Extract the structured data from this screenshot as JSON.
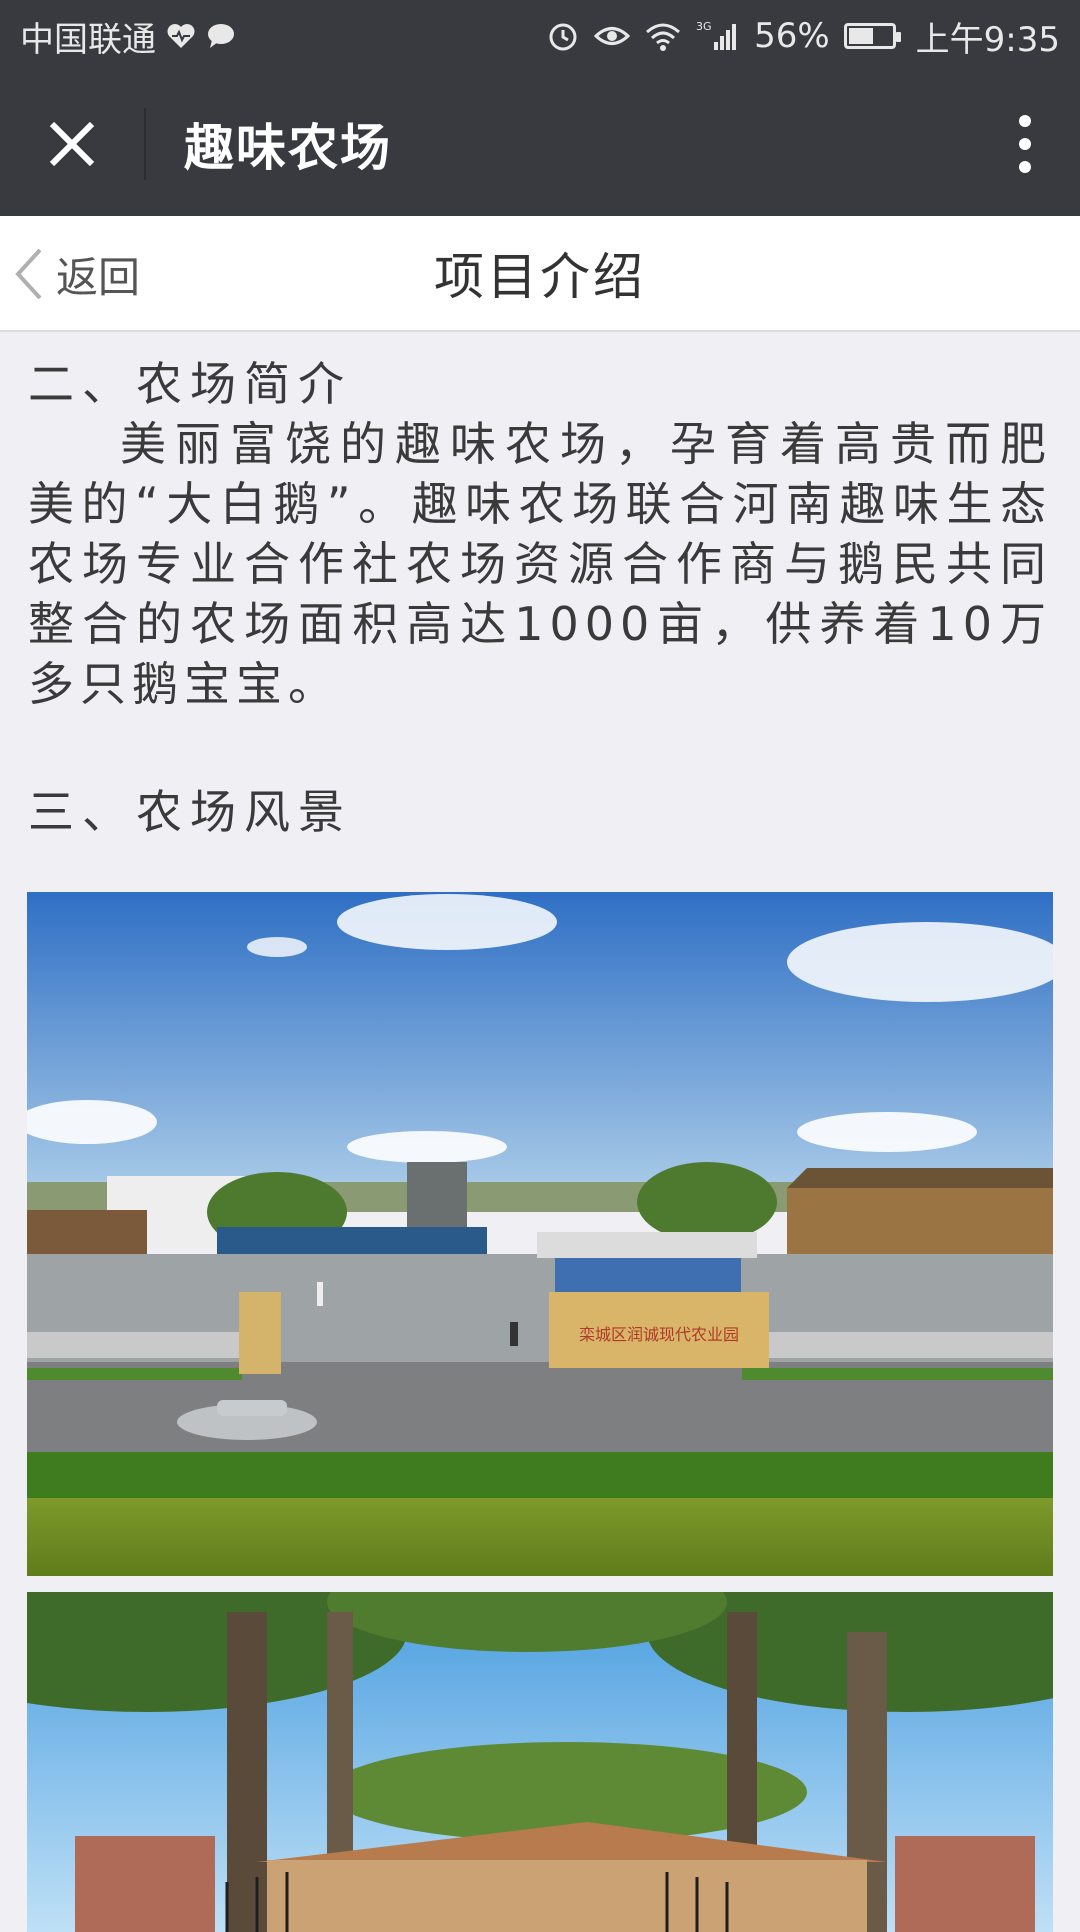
{
  "status_bar": {
    "carrier": "中国联通",
    "battery_percent": "56%",
    "battery_level": 0.56,
    "network": "3G",
    "time": "上午9:35",
    "icons": [
      "heart-icon",
      "chat-bubble-icon",
      "alarm-icon",
      "eye-icon",
      "wifi-icon",
      "signal-icon",
      "battery-icon"
    ]
  },
  "app_header": {
    "title": "趣味农场",
    "close_icon": "close-icon",
    "more_icon": "more-vertical-icon"
  },
  "page_nav": {
    "back_label": "返回",
    "title": "项目介绍"
  },
  "content": {
    "section_2": {
      "heading": "二、农场简介",
      "body": "美丽富饶的趣味农场，孕育着高贵而肥美的“大白鹅”。趣味农场联合河南趣味生态农场专业合作社农场资源合作商与鹅民共同整合的农场面积高达1000亩，供养着10万多只鹅宝宝。"
    },
    "section_3": {
      "heading": "三、农场风景",
      "photo_1_sign": "栾城区润诚现代农业园"
    }
  },
  "colors": {
    "header_bg": "#393a3f",
    "page_bg": "#efeff4",
    "text": "#3a3a3a"
  }
}
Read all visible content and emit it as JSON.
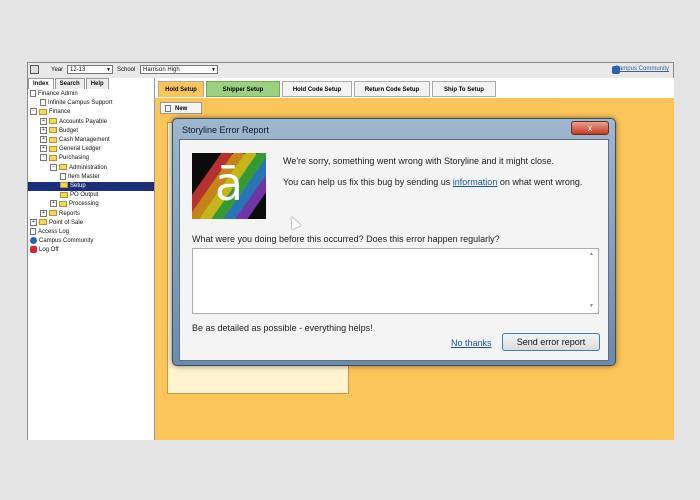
{
  "topbar": {
    "year_label": "Year",
    "year_value": "12-13",
    "school_label": "School",
    "school_value": "Harrison High",
    "community_link": "Campus Community"
  },
  "sidebar": {
    "tabs": [
      "Index",
      "Search",
      "Help"
    ],
    "tree": [
      {
        "label": "Finance Admin",
        "icon": "doc",
        "indent": 0
      },
      {
        "label": "Infinite Campus Support",
        "icon": "doc",
        "indent": 1
      },
      {
        "label": "Finance",
        "icon": "folder",
        "indent": 0,
        "expand": "-"
      },
      {
        "label": "Accounts Payable",
        "icon": "folder",
        "indent": 1,
        "expand": "+"
      },
      {
        "label": "Budget",
        "icon": "folder",
        "indent": 1,
        "expand": "+"
      },
      {
        "label": "Cash Management",
        "icon": "folder",
        "indent": 1,
        "expand": "+"
      },
      {
        "label": "General Ledger",
        "icon": "folder",
        "indent": 1,
        "expand": "+"
      },
      {
        "label": "Purchasing",
        "icon": "folder",
        "indent": 1,
        "expand": "-"
      },
      {
        "label": "Administration",
        "icon": "folder",
        "indent": 2,
        "expand": "-"
      },
      {
        "label": "Item Master",
        "icon": "doc",
        "indent": 3
      },
      {
        "label": "Setup",
        "icon": "folder",
        "indent": 3,
        "selected": true
      },
      {
        "label": "PO Output",
        "icon": "folder",
        "indent": 3
      },
      {
        "label": "Processing",
        "icon": "folder",
        "indent": 2,
        "expand": "+"
      },
      {
        "label": "Reports",
        "icon": "folder",
        "indent": 1,
        "expand": "+"
      },
      {
        "label": "Point of Sale",
        "icon": "folder",
        "indent": 0,
        "expand": "+"
      },
      {
        "label": "Access Log",
        "icon": "doc",
        "indent": 0
      },
      {
        "label": "Campus Community",
        "icon": "globe",
        "indent": 0
      },
      {
        "label": "Log Off",
        "icon": "logoff",
        "indent": 0
      }
    ]
  },
  "main": {
    "tabs": [
      "Hold Setup",
      "Shipper Setup",
      "Hold Code Setup",
      "Return Code Setup",
      "Ship To Setup"
    ],
    "new_button": "New"
  },
  "dialog": {
    "title": "Storyline Error Report",
    "close_glyph": "x",
    "logo_glyph": "ā",
    "message1": "We're sorry, something went wrong with Storyline and it might close.",
    "message2_pre": "You can help us fix this bug by sending us ",
    "message2_link": "information",
    "message2_post": " on what went wrong.",
    "question": "What were you doing before this occurred?  Does this error happen regularly?",
    "textarea_value": "",
    "hint": "Be as detailed as possible - everything helps!",
    "no_thanks": "No thanks",
    "send_button": "Send error report"
  },
  "colors": {
    "main_bg": "#fcc55a",
    "selected_tab": "#9bd17e",
    "tree_selected": "#1e2f7a"
  }
}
--- --- ---
*Exercise directions*. Reproduce every line exactly and omit all pictures.

*Exercise output*.
Extract the structured data from this screenshot as JSON.
{
  "status_bar": {
    "carrier": "中国联通",
    "battery_percent": "56%",
    "battery_level": 0.56,
    "network": "3G",
    "time": "上午9:35",
    "icons": [
      "heart-icon",
      "chat-bubble-icon",
      "alarm-icon",
      "eye-icon",
      "wifi-icon",
      "signal-icon",
      "battery-icon"
    ]
  },
  "app_header": {
    "title": "趣味农场",
    "close_icon": "close-icon",
    "more_icon": "more-vertical-icon"
  },
  "page_nav": {
    "back_label": "返回",
    "title": "项目介绍"
  },
  "content": {
    "section_2": {
      "heading": "二、农场简介",
      "body": "美丽富饶的趣味农场，孕育着高贵而肥美的“大白鹅”。趣味农场联合河南趣味生态农场专业合作社农场资源合作商与鹅民共同整合的农场面积高达1000亩，供养着10万多只鹅宝宝。"
    },
    "section_3": {
      "heading": "三、农场风景",
      "photo_1_sign": "栾城区润诚现代农业园"
    }
  },
  "colors": {
    "header_bg": "#393a3f",
    "page_bg": "#efeff4",
    "text": "#3a3a3a"
  }
}
Read all visible content and emit it as JSON.
{
  "topbar": {
    "year_label": "Year",
    "year_value": "12-13",
    "school_label": "School",
    "school_value": "Harrison High",
    "community_link": "Campus Community"
  },
  "sidebar": {
    "tabs": [
      "Index",
      "Search",
      "Help"
    ],
    "tree": [
      {
        "label": "Finance Admin",
        "icon": "doc",
        "indent": 0
      },
      {
        "label": "Infinite Campus Support",
        "icon": "doc",
        "indent": 1
      },
      {
        "label": "Finance",
        "icon": "folder",
        "indent": 0,
        "expand": "-"
      },
      {
        "label": "Accounts Payable",
        "icon": "folder",
        "indent": 1,
        "expand": "+"
      },
      {
        "label": "Budget",
        "icon": "folder",
        "indent": 1,
        "expand": "+"
      },
      {
        "label": "Cash Management",
        "icon": "folder",
        "indent": 1,
        "expand": "+"
      },
      {
        "label": "General Ledger",
        "icon": "folder",
        "indent": 1,
        "expand": "+"
      },
      {
        "label": "Purchasing",
        "icon": "folder",
        "indent": 1,
        "expand": "-"
      },
      {
        "label": "Administration",
        "icon": "folder",
        "indent": 2,
        "expand": "-"
      },
      {
        "label": "Item Master",
        "icon": "doc",
        "indent": 3
      },
      {
        "label": "Setup",
        "icon": "folder",
        "indent": 3,
        "selected": true
      },
      {
        "label": "PO Output",
        "icon": "folder",
        "indent": 3
      },
      {
        "label": "Processing",
        "icon": "folder",
        "indent": 2,
        "expand": "+"
      },
      {
        "label": "Reports",
        "icon": "folder",
        "indent": 1,
        "expand": "+"
      },
      {
        "label": "Point of Sale",
        "icon": "folder",
        "indent": 0,
        "expand": "+"
      },
      {
        "label": "Access Log",
        "icon": "doc",
        "indent": 0
      },
      {
        "label": "Campus Community",
        "icon": "globe",
        "indent": 0
      },
      {
        "label": "Log Off",
        "icon": "logoff",
        "indent": 0
      }
    ]
  },
  "main": {
    "tabs": [
      "Hold Setup",
      "Shipper Setup",
      "Hold Code Setup",
      "Return Code Setup",
      "Ship To Setup"
    ],
    "new_button": "New"
  },
  "dialog": {
    "title": "Storyline Error Report",
    "close_glyph": "x",
    "logo_glyph": "ā",
    "message1": "We're sorry, something went wrong with Storyline and it might close.",
    "message2_pre": "You can help us fix this bug by sending us ",
    "message2_link": "information",
    "message2_post": " on what went wrong.",
    "question": "What were you doing before this occurred?  Does this error happen regularly?",
    "textarea_value": "",
    "hint": "Be as detailed as possible - everything helps!",
    "no_thanks": "No thanks",
    "send_button": "Send error report"
  },
  "colors": {
    "main_bg": "#fcc55a",
    "selected_tab": "#9bd17e",
    "tree_selected": "#1e2f7a"
  }
}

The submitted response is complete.